Records from a data collection:
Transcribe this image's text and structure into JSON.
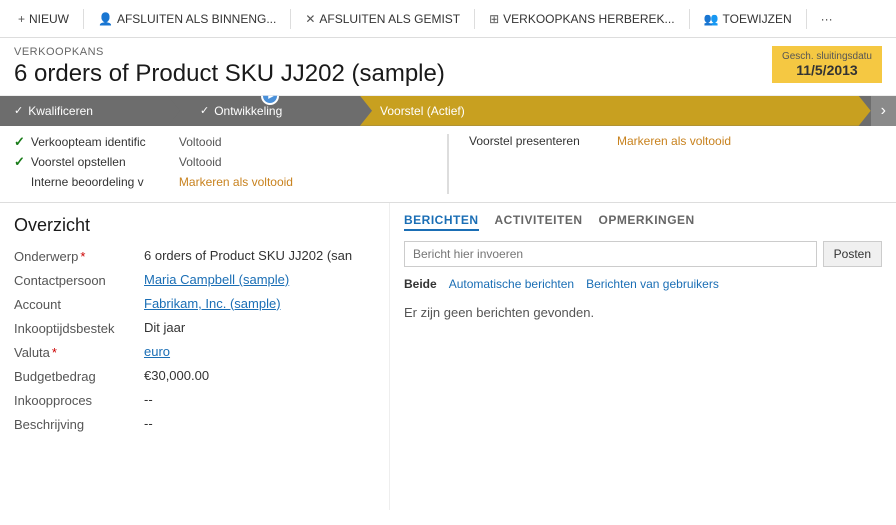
{
  "toolbar": {
    "buttons": [
      {
        "id": "nieuw",
        "icon": "+",
        "label": "NIEUW"
      },
      {
        "id": "afsluiten-binneng",
        "icon": "👤",
        "label": "AFSLUITEN ALS BINNENG..."
      },
      {
        "id": "afsluiten-gemist",
        "icon": "✕",
        "label": "AFSLUITEN ALS GEMIST"
      },
      {
        "id": "herberekenen",
        "icon": "⊞",
        "label": "VERKOOPKANS HERBEREK..."
      },
      {
        "id": "toewijzen",
        "icon": "👥",
        "label": "TOEWIJZEN"
      },
      {
        "id": "more",
        "icon": "···",
        "label": ""
      }
    ]
  },
  "header": {
    "subtitle": "VERKOOPKANS",
    "title": "6 orders of Product SKU JJ202 (sample)",
    "closing_date_label": "Gesch. sluitingsdatu",
    "closing_date_value": "11/5/2013"
  },
  "pipeline": {
    "stages": [
      {
        "id": "kwalificeren",
        "label": "Kwalificeren",
        "state": "completed",
        "check": true
      },
      {
        "id": "ontwikkeling",
        "label": "Ontwikkeling",
        "state": "completed",
        "check": true
      },
      {
        "id": "voorstel",
        "label": "Voorstel (Actief)",
        "state": "active",
        "check": false
      }
    ]
  },
  "steps": {
    "left_column": [
      {
        "id": "verkoopteam",
        "label": "Verkoopteam identific",
        "value": "Voltooid",
        "done": true,
        "action": false
      },
      {
        "id": "voorstel-opstellen",
        "label": "Voorstel opstellen",
        "value": "Voltooid",
        "done": true,
        "action": false
      },
      {
        "id": "interne-beoordeling",
        "label": "Interne beoordeling v",
        "value": "Markeren als voltooid",
        "done": false,
        "action": true
      }
    ],
    "right_column": [
      {
        "id": "voorstel-presenteren",
        "label": "Voorstel presenteren",
        "value": "Markeren als voltooid",
        "done": false,
        "action": true
      }
    ]
  },
  "overview": {
    "title": "Overzicht",
    "fields": [
      {
        "id": "onderwerp",
        "label": "Onderwerp",
        "required": true,
        "value": "6 orders of Product SKU JJ202 (san",
        "type": "text"
      },
      {
        "id": "contactpersoon",
        "label": "Contactpersoon",
        "required": false,
        "value": "Maria Campbell (sample)",
        "type": "link"
      },
      {
        "id": "account",
        "label": "Account",
        "required": false,
        "value": "Fabrikam, Inc. (sample)",
        "type": "link"
      },
      {
        "id": "inkooptijdsbestek",
        "label": "Inkooptijdsbestek",
        "required": false,
        "value": "Dit jaar",
        "type": "text"
      },
      {
        "id": "valuta",
        "label": "Valuta",
        "required": true,
        "value": "euro",
        "type": "link"
      },
      {
        "id": "budgetbedrag",
        "label": "Budgetbedrag",
        "required": false,
        "value": "€30,000.00",
        "type": "text"
      },
      {
        "id": "inkoopproces",
        "label": "Inkoopproces",
        "required": false,
        "value": "--",
        "type": "text"
      },
      {
        "id": "beschrijving",
        "label": "Beschrijving",
        "required": false,
        "value": "--",
        "type": "text"
      }
    ]
  },
  "messages": {
    "tabs": [
      {
        "id": "berichten",
        "label": "BERICHTEN",
        "active": true
      },
      {
        "id": "activiteiten",
        "label": "ACTIVITEITEN",
        "active": false
      },
      {
        "id": "opmerkingen",
        "label": "OPMERKINGEN",
        "active": false
      }
    ],
    "input_placeholder": "Bericht hier invoeren",
    "post_label": "Posten",
    "filters": [
      {
        "id": "beide",
        "label": "Beide",
        "active": true
      },
      {
        "id": "automatische",
        "label": "Automatische berichten",
        "active": false
      },
      {
        "id": "gebruikers",
        "label": "Berichten van gebruikers",
        "active": false
      }
    ],
    "empty_message": "Er zijn geen berichten gevonden."
  }
}
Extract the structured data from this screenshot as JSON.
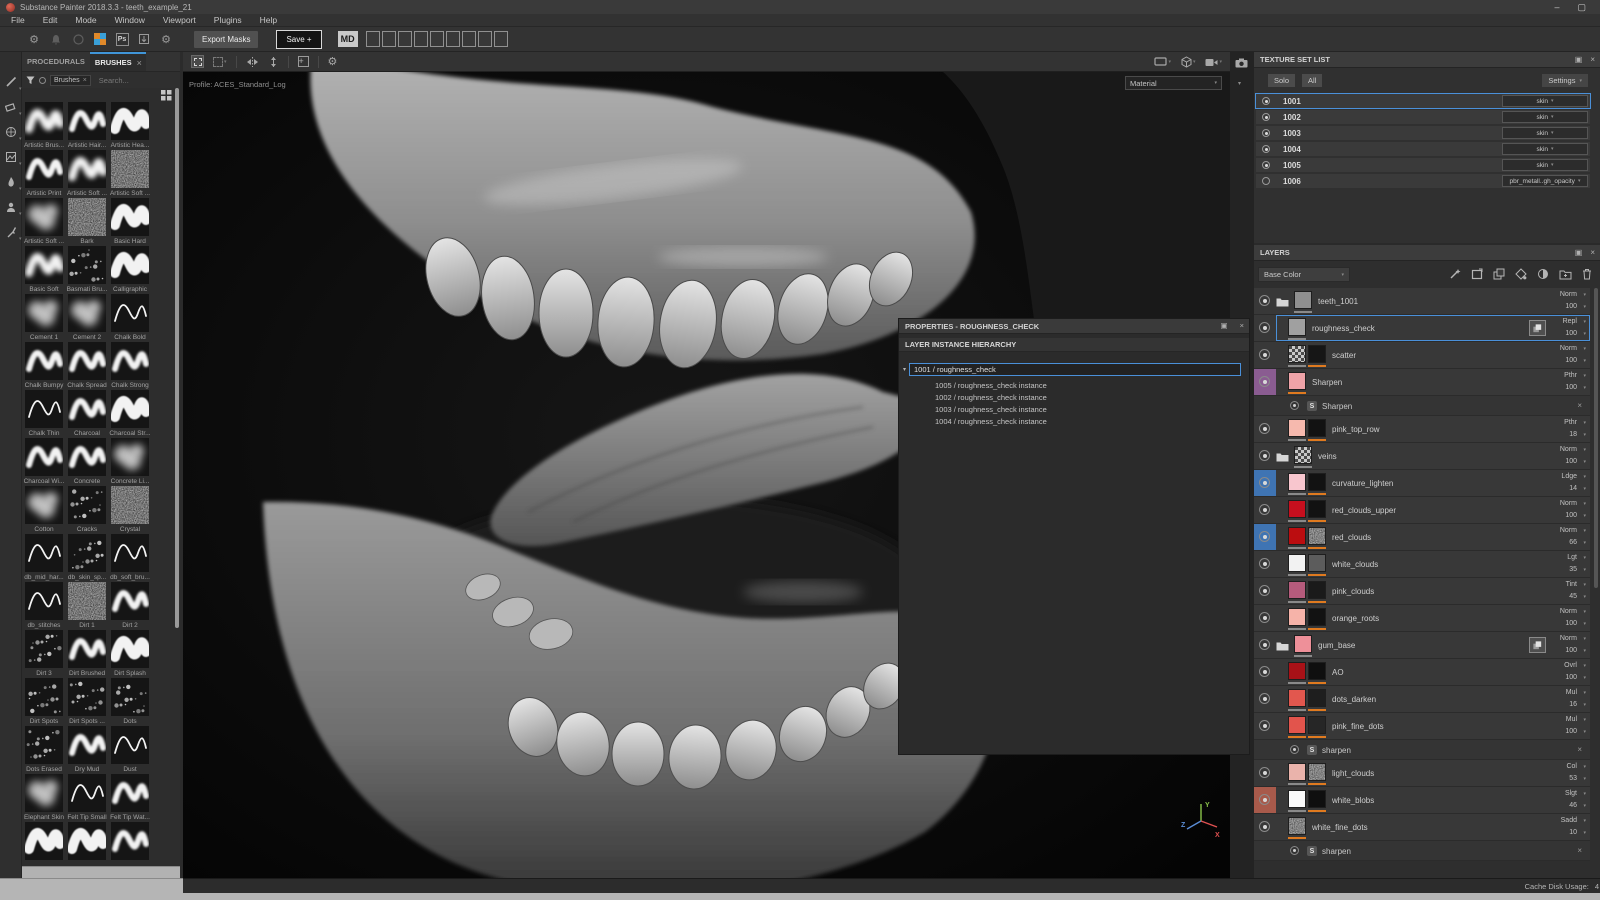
{
  "window": {
    "title": "Substance Painter 2018.3.3 - teeth_example_21"
  },
  "icons": {
    "close": "×",
    "chevron_down": "▾",
    "panel": "▣",
    "minimize": "–",
    "maximize": "▢",
    "effect_badge": "S",
    "photoshop_badge": "Ps",
    "gear": "⚙",
    "plus": "+"
  },
  "menu": {
    "items": [
      "File",
      "Edit",
      "Mode",
      "Window",
      "Viewport",
      "Plugins",
      "Help"
    ]
  },
  "toolbar": {
    "export_masks_label": "Export Masks",
    "save_label": "Save +",
    "md_label": "MD",
    "empty_slots": 9
  },
  "shelf": {
    "tabs": {
      "procedurals": "PROCEDURALS",
      "brushes": "BRUSHES"
    },
    "filter_chip": "Brushes",
    "search_placeholder": "Search...",
    "brushes": [
      {
        "n": "Artistic Brus...",
        "s": "wsoft"
      },
      {
        "n": "Artistic Hair...",
        "s": "w"
      },
      {
        "n": "Artistic Hea...",
        "s": "wbold"
      },
      {
        "n": "Artistic Print",
        "s": "w"
      },
      {
        "n": "Artistic Soft ...",
        "s": "wsoft"
      },
      {
        "n": "Artistic Soft ...",
        "s": "noise"
      },
      {
        "n": "Artistic Soft ...",
        "s": "blob"
      },
      {
        "n": "Bark",
        "s": "noise"
      },
      {
        "n": "Basic Hard",
        "s": "wbold"
      },
      {
        "n": "Basic Soft",
        "s": "wsoft"
      },
      {
        "n": "Basmati Bru...",
        "s": "dots"
      },
      {
        "n": "Calligraphic",
        "s": "wbold"
      },
      {
        "n": "Cement 1",
        "s": "blob"
      },
      {
        "n": "Cement 2",
        "s": "blob"
      },
      {
        "n": "Chalk Bold",
        "s": "wthin"
      },
      {
        "n": "Chalk Bumpy",
        "s": "w"
      },
      {
        "n": "Chalk Spread",
        "s": "w"
      },
      {
        "n": "Chalk Strong",
        "s": "w"
      },
      {
        "n": "Chalk Thin",
        "s": "wthin"
      },
      {
        "n": "Charcoal",
        "s": "w"
      },
      {
        "n": "Charcoal Str...",
        "s": "wbold"
      },
      {
        "n": "Charcoal Wi...",
        "s": "w"
      },
      {
        "n": "Concrete",
        "s": "w"
      },
      {
        "n": "Concrete Li...",
        "s": "blob"
      },
      {
        "n": "Cotton",
        "s": "blob"
      },
      {
        "n": "Cracks",
        "s": "dots"
      },
      {
        "n": "Crystal",
        "s": "noise"
      },
      {
        "n": "db_mid_har...",
        "s": "wthin"
      },
      {
        "n": "db_skin_sp...",
        "s": "dots"
      },
      {
        "n": "db_soft_bru...",
        "s": "wthin"
      },
      {
        "n": "db_stitches",
        "s": "wthin"
      },
      {
        "n": "Dirt 1",
        "s": "noise"
      },
      {
        "n": "Dirt 2",
        "s": "w"
      },
      {
        "n": "Dirt 3",
        "s": "dots"
      },
      {
        "n": "Dirt Brushed",
        "s": "w"
      },
      {
        "n": "Dirt Splash",
        "s": "wbold"
      },
      {
        "n": "Dirt Spots",
        "s": "dots"
      },
      {
        "n": "Dirt Spots ...",
        "s": "dots"
      },
      {
        "n": "Dots",
        "s": "dots"
      },
      {
        "n": "Dots Erased",
        "s": "dots"
      },
      {
        "n": "Dry Mud",
        "s": "w"
      },
      {
        "n": "Dust",
        "s": "wthin"
      },
      {
        "n": "Elephant Skin",
        "s": "blob"
      },
      {
        "n": "Felt Tip Small",
        "s": "wthin"
      },
      {
        "n": "Felt Tip Wat...",
        "s": "w"
      },
      {
        "n": "",
        "s": "wbold"
      },
      {
        "n": "",
        "s": "wbold"
      },
      {
        "n": "",
        "s": "w"
      }
    ]
  },
  "viewport": {
    "profile_label": "Profile: ACES_Standard_Log",
    "shading_mode": "Material",
    "axis": {
      "x": "X",
      "y": "Y",
      "z": "Z"
    }
  },
  "properties": {
    "title": "PROPERTIES - ROUGHNESS_CHECK",
    "section_title": "LAYER INSTANCE HIERARCHY",
    "root": "1001 / roughness_check",
    "instances": [
      "1005 / roughness_check instance",
      "1002 / roughness_check instance",
      "1003 / roughness_check instance",
      "1004 / roughness_check instance"
    ]
  },
  "texture_sets": {
    "title": "TEXTURE SET LIST",
    "solo_label": "Solo",
    "all_label": "All",
    "settings_label": "Settings",
    "sets": [
      {
        "id": "1001",
        "shader": "skin",
        "active": true,
        "selected": true
      },
      {
        "id": "1002",
        "shader": "skin",
        "active": true
      },
      {
        "id": "1003",
        "shader": "skin",
        "active": true
      },
      {
        "id": "1004",
        "shader": "skin",
        "active": true
      },
      {
        "id": "1005",
        "shader": "skin",
        "active": true
      },
      {
        "id": "1006",
        "shader": "pbr_metall..gh_opacity",
        "active": false
      }
    ]
  },
  "layers": {
    "title": "LAYERS",
    "channel_filter": "Base Color",
    "rows": [
      {
        "name": "teeth_1001",
        "folder": true,
        "t1": "#8f8f8f",
        "mode": "Norm",
        "op": "100",
        "u1": "grey"
      },
      {
        "name": "roughness_check",
        "t1": "#a0a0a0",
        "mode": "Repl",
        "op": "100",
        "u1": "grey",
        "sel": true,
        "copy": true
      },
      {
        "name": "scatter",
        "t1": "checker",
        "t2": "#161616",
        "mode": "Norm",
        "op": "100",
        "u1": "grey",
        "u2": "orange"
      },
      {
        "name": "Sharpen",
        "hl": "#8a5c91",
        "t1": "#efa3a8",
        "mode": "Pthr",
        "op": "100",
        "u1": "orange"
      },
      {
        "type": "effect",
        "name": "Sharpen"
      },
      {
        "name": "pink_top_row",
        "t1": "#f6b9ae",
        "t2": "#121212",
        "mode": "Pthr",
        "op": "18",
        "u1": "grey",
        "u2": "orange"
      },
      {
        "name": "veins",
        "folder": true,
        "t1": "checker",
        "mode": "Norm",
        "op": "100",
        "u1": "grey"
      },
      {
        "name": "curvature_lighten",
        "hl": "#3f74b3",
        "t1": "#f8c6ce",
        "t2": "#121212",
        "mode": "Ldge",
        "op": "14",
        "u1": "grey",
        "u2": "orange"
      },
      {
        "name": "red_clouds_upper",
        "t1": "#c60f1e",
        "t2": "#121212",
        "mode": "Norm",
        "op": "100",
        "u1": "grey",
        "u2": "orange"
      },
      {
        "name": "red_clouds",
        "hl": "#3f74b3",
        "t1": "#bb0d10",
        "t2": "noise",
        "mode": "Norm",
        "op": "66",
        "u1": "grey",
        "u2": "orange"
      },
      {
        "name": "white_clouds",
        "t1": "#f2f2f2",
        "t2": "#5c5c5c",
        "mode": "Lgt",
        "op": "35",
        "u1": "grey",
        "u2": "orange"
      },
      {
        "name": "pink_clouds",
        "t1": "#b55b7c",
        "t2": "#1a1a1a",
        "mode": "Tint",
        "op": "45",
        "u1": "grey",
        "u2": "orange"
      },
      {
        "name": "orange_roots",
        "t1": "#f6b3a9",
        "t2": "#121212",
        "mode": "Norm",
        "op": "100",
        "u1": "grey",
        "u2": "orange"
      },
      {
        "name": "gum_base",
        "folder": true,
        "t1": "#ee9099",
        "mode": "Norm",
        "op": "100",
        "u1": "grey",
        "copy": true
      },
      {
        "name": "AO",
        "t1": "#a81117",
        "t2": "#0f0f0f",
        "mode": "Ovrl",
        "op": "100",
        "u1": "grey",
        "u2": "orange"
      },
      {
        "name": "dots_darken",
        "t1": "#e2574e",
        "t2": "#1e1e1e",
        "mode": "Mul",
        "op": "16",
        "u1": "grey",
        "u2": "orange"
      },
      {
        "name": "pink_fine_dots",
        "t1": "#e2544c",
        "t2": "#262626",
        "mode": "Mul",
        "op": "100",
        "u1": "orange",
        "u2": "orange"
      },
      {
        "type": "effect",
        "name": "sharpen"
      },
      {
        "name": "light_clouds",
        "t1": "#eab3ab",
        "t2": "noise",
        "mode": "Col",
        "op": "53",
        "u1": "grey",
        "u2": "orange"
      },
      {
        "name": "white_blobs",
        "hl": "#a85a4b",
        "t1": "#fafafa",
        "t2": "#0f0f0f",
        "mode": "Slgt",
        "op": "46",
        "u1": "grey",
        "u2": "orange"
      },
      {
        "name": "white_fine_dots",
        "t1": "noise",
        "mode": "Sadd",
        "op": "10",
        "u1": "orange"
      },
      {
        "type": "effect",
        "name": "sharpen"
      }
    ]
  },
  "status": {
    "cache_label": "Cache Disk Usage:",
    "cache_value": "4"
  },
  "colors": {
    "accent": "#4a90d9",
    "orange": "#e07a1f",
    "grey_bar": "#8a8a8a"
  }
}
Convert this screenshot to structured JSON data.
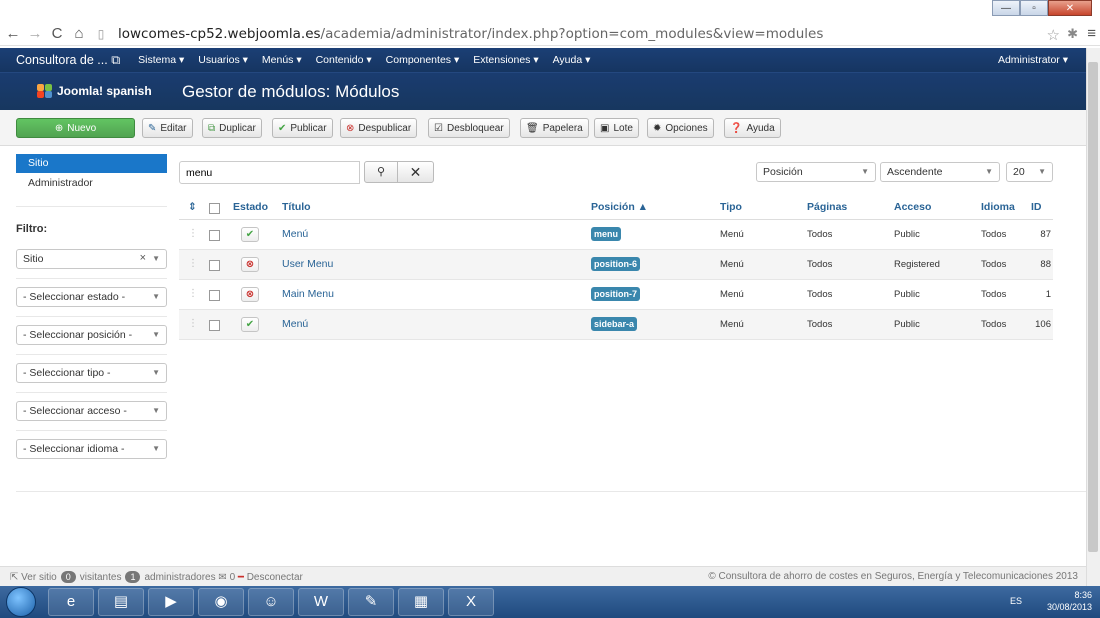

§ Prompt:
Pull out every line of the records above that contains the word "sample".

§ Response for this exercise:
    "title": "6 orders of Product SKU JJ202 (sample)",
        "value": "Maria Campbell (sample)",
        "value": "Fabrikam, Inc. (sample)",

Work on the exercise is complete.